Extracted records
________________________________________

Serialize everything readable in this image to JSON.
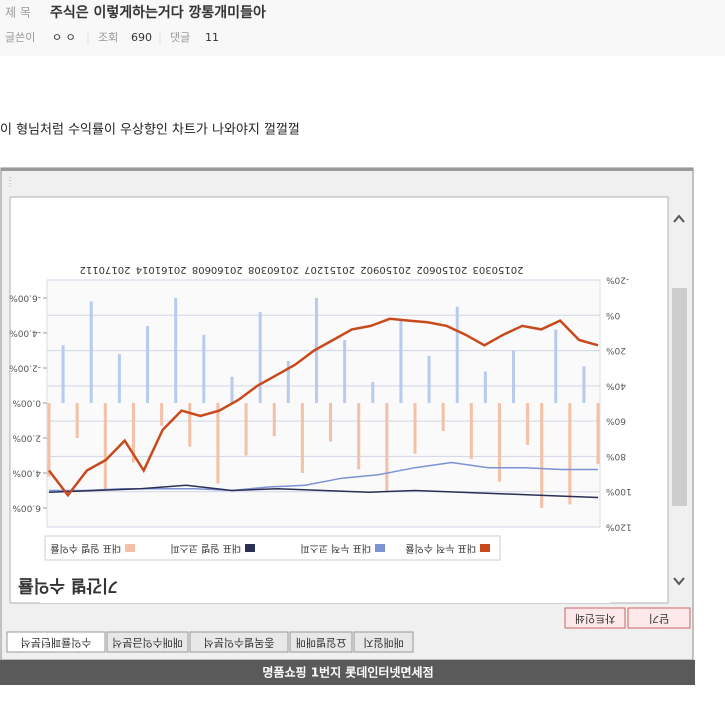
{
  "post": {
    "title_label": "제 목",
    "title": "주식은 이렇게하는거다 깡통개미들아",
    "author_label": "글쓴이",
    "author": "ㅇ ㅇ",
    "views_label": "조회",
    "views": 690,
    "comments_label": "댓글",
    "comments": 11,
    "body": "이 형님처럼 수익률이 우상향인 차트가 나와야지 껄껄껄"
  },
  "window": {
    "buttons": [
      "닫기",
      "차트인쇄"
    ],
    "tabs": [
      "매매일지",
      "요일별매매",
      "종목별수익분석",
      "매매수익금분석",
      "수익률패턴분석"
    ]
  },
  "chart_data": {
    "type": "combo",
    "title": "기간별 수익률",
    "xtick_labels": [
      "20150303",
      "20150602",
      "20150902",
      "20151207",
      "20160308",
      "20160608",
      "20161014",
      "20170112"
    ],
    "ylim": [
      -20,
      120
    ],
    "yticks": [
      {
        "value": -20,
        "label": "-20%"
      },
      {
        "value": 0,
        "label": "0%"
      },
      {
        "value": 20,
        "label": "20%"
      },
      {
        "value": 40,
        "label": "40%"
      },
      {
        "value": 60,
        "label": "60%"
      },
      {
        "value": 80,
        "label": "80%"
      },
      {
        "value": 100,
        "label": "100%"
      },
      {
        "value": 120,
        "label": "120%"
      }
    ],
    "y2lim": [
      -6,
      6
    ],
    "y2ticks": [
      {
        "value": -6,
        "label": "-6.00%"
      },
      {
        "value": -4,
        "label": "-4.00%"
      },
      {
        "value": -2,
        "label": "-2.00%"
      },
      {
        "value": 0,
        "label": "0.00%"
      },
      {
        "value": 2,
        "label": "2.00%"
      },
      {
        "value": 4,
        "label": "4.00%"
      },
      {
        "value": 6,
        "label": "6.00%"
      }
    ],
    "grid": true,
    "series": [
      {
        "name": "대표 누적 수익률",
        "type": "line",
        "color": "#c8491c",
        "values": [
          17,
          14,
          3,
          8,
          6,
          11,
          17,
          11,
          6,
          4,
          3,
          2,
          6,
          8,
          14,
          20,
          28,
          34,
          40,
          48,
          54,
          57,
          54,
          65,
          88,
          71,
          82,
          88,
          102,
          88
        ]
      },
      {
        "name": "대표 누적 코스피",
        "type": "line",
        "axis": "y2",
        "color": "#7b93d4",
        "values": [
          3.8,
          3.8,
          3.7,
          3.7,
          3.4,
          3.7,
          4.1,
          4.3,
          4.7,
          4.8,
          5.0,
          4.9,
          4.9,
          4.9,
          5.0,
          5.0
        ]
      },
      {
        "name": "대표 일별 코스피",
        "type": "line",
        "axis": "y2",
        "color": "#2a2f55",
        "values": [
          5.4,
          5.3,
          5.2,
          5.1,
          5.0,
          5.1,
          5.0,
          4.9,
          5.0,
          4.7,
          4.9,
          5.0,
          5.1
        ]
      },
      {
        "name": "대표 일별 수익률",
        "type": "bar",
        "axis": "y2",
        "color": "#f4c0a8",
        "negative_color": "#b8cbee",
        "values": [
          3.5,
          -2.1,
          5.8,
          -4.2,
          6.0,
          2.4,
          -3.0,
          4.5,
          -1.8,
          3.2,
          -5.5,
          1.6,
          -2.7,
          2.9,
          -4.8,
          5.1,
          -1.2,
          3.8,
          -3.6,
          2.2,
          -6.0,
          4.0,
          -2.4,
          1.9,
          -5.2,
          3.0,
          -1.5,
          4.6,
          -3.9,
          2.5,
          -6.0,
          1.3,
          -4.4,
          3.4,
          -2.8,
          5.0,
          -5.8,
          2.0,
          -3.3,
          4.2
        ]
      }
    ]
  },
  "banner": "명품쇼핑 1번지 롯데인터넷면세점"
}
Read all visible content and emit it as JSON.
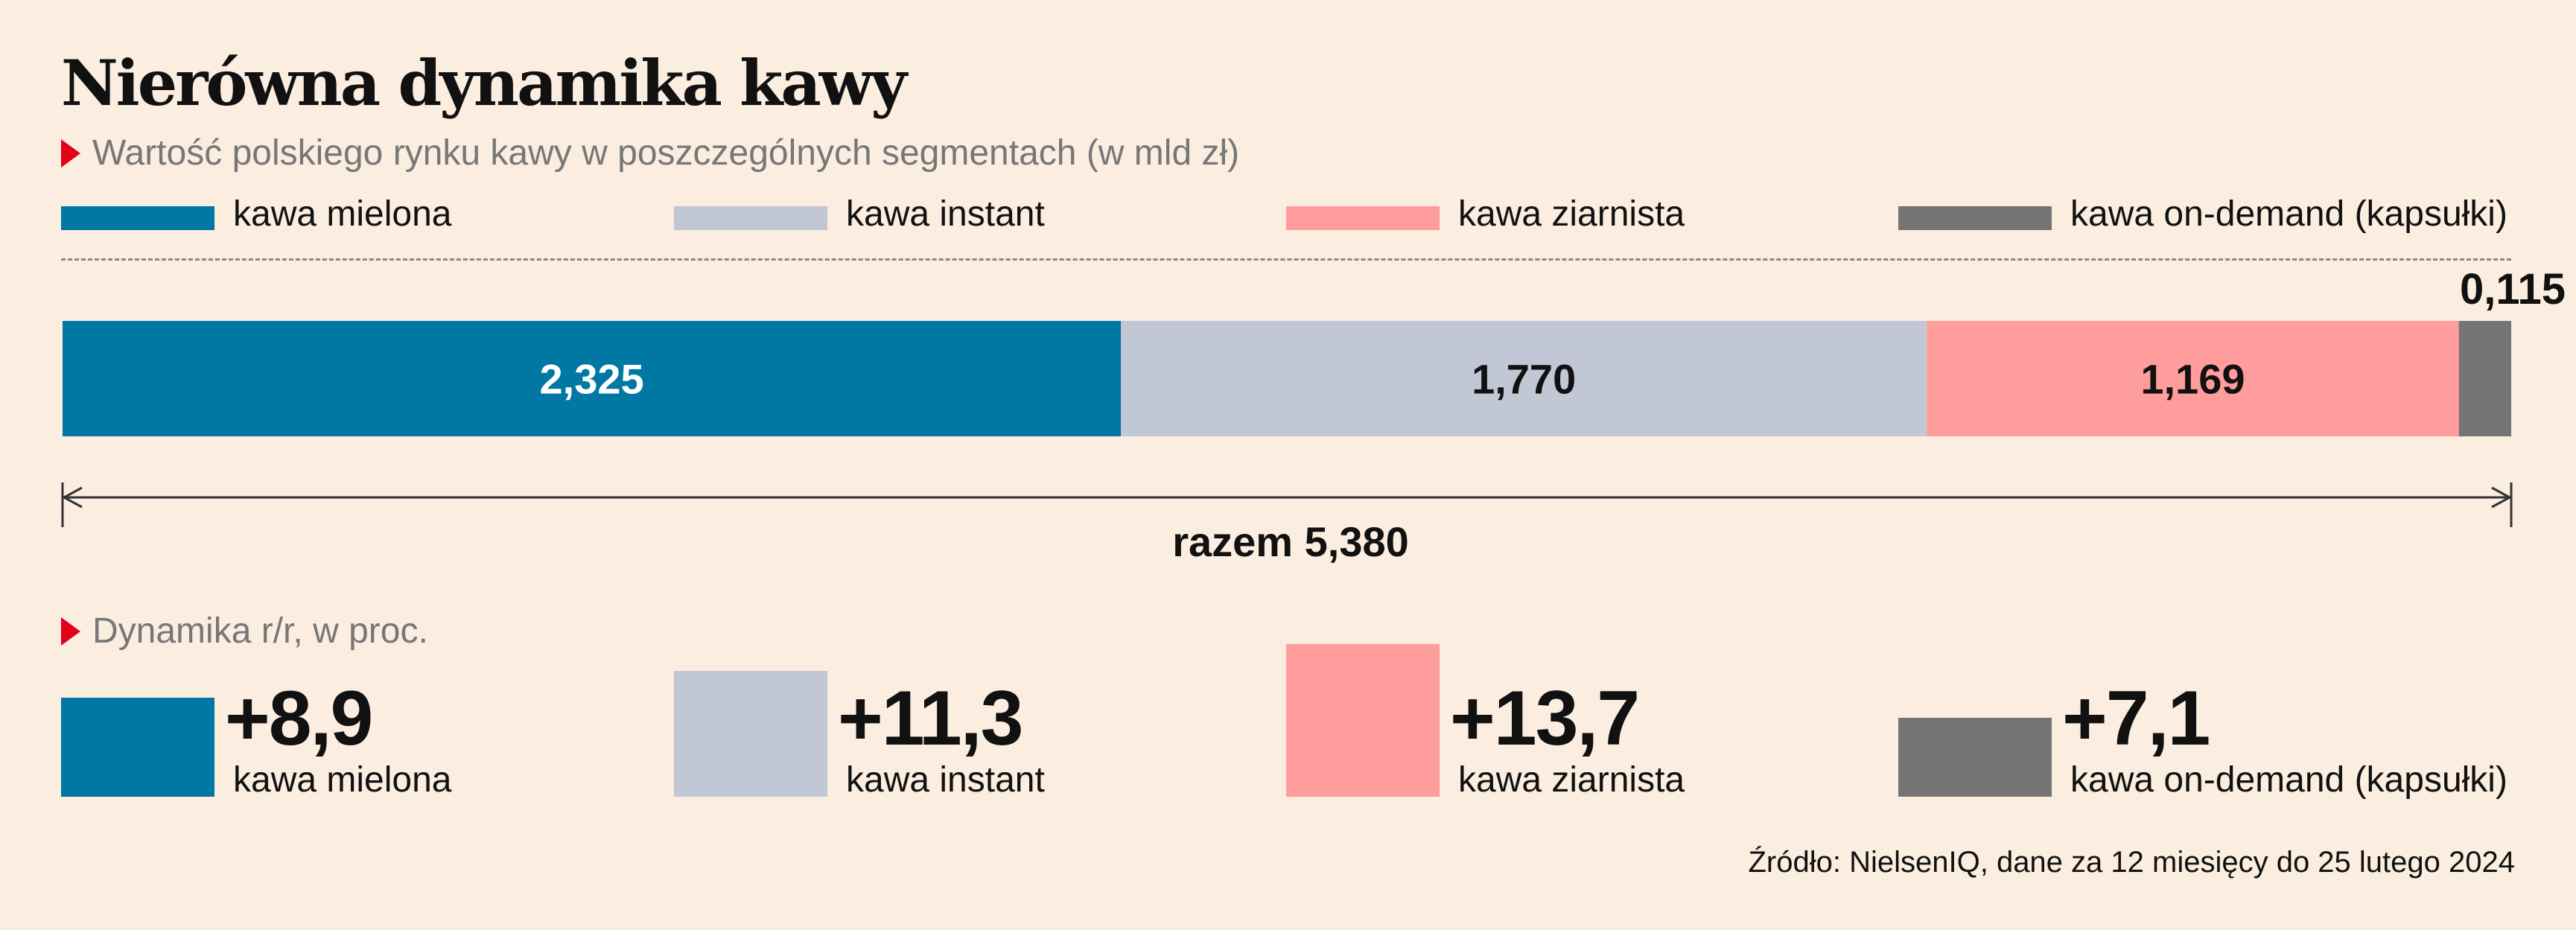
{
  "title": "Nierówna dynamika kawy",
  "subtitle": "Wartość polskiego rynku kawy w poszczególnych segmentach (w mld zł)",
  "legend": [
    {
      "label": "kawa mielona",
      "color": "#0078a3"
    },
    {
      "label": "kawa instant",
      "color": "#c2c7d6"
    },
    {
      "label": "kawa ziarnista",
      "color": "#ff9c9c"
    },
    {
      "label": "kawa on-demand (kapsułki)",
      "color": "#747474"
    }
  ],
  "total_label": "razem 5,380",
  "dynamics_label": "Dynamika r/r, w proc.",
  "source": "Źródło: NielsenIQ, dane za 12 miesięcy do 25 lutego 2024",
  "chart_data": [
    {
      "type": "bar",
      "orientation": "horizontal-stacked",
      "title": "Wartość polskiego rynku kawy w poszczególnych segmentach (w mld zł)",
      "series": [
        {
          "name": "kawa mielona",
          "value": 2.325,
          "label": "2,325",
          "color": "#0078a3",
          "label_color": "#ffffff"
        },
        {
          "name": "kawa instant",
          "value": 1.77,
          "label": "1,770",
          "color": "#c2c7d6",
          "label_color": "#111111"
        },
        {
          "name": "kawa ziarnista",
          "value": 1.169,
          "label": "1,169",
          "color": "#ff9c9c",
          "label_color": "#111111"
        },
        {
          "name": "kawa on-demand (kapsułki)",
          "value": 0.115,
          "label": "0,115",
          "color": "#747474",
          "label_color": "#111111"
        }
      ],
      "total": 5.38,
      "total_label": "razem 5,380"
    },
    {
      "type": "bar",
      "title": "Dynamika r/r, w proc.",
      "categories": [
        "kawa mielona",
        "kawa instant",
        "kawa ziarnista",
        "kawa on-demand (kapsułki)"
      ],
      "values": [
        8.9,
        11.3,
        13.7,
        7.1
      ],
      "value_labels": [
        "+8,9",
        "+11,3",
        "+13,7",
        "+7,1"
      ],
      "colors": [
        "#0078a3",
        "#c2c7d6",
        "#ff9c9c",
        "#747474"
      ]
    }
  ]
}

________________________________________

Exercise task:
Look through the records and gather each line with the word "proc".

Answer for the task:
  "dynamics_label": "Dynamika r/r, w proc.",
      "title": "Dynamika r/r, w proc.",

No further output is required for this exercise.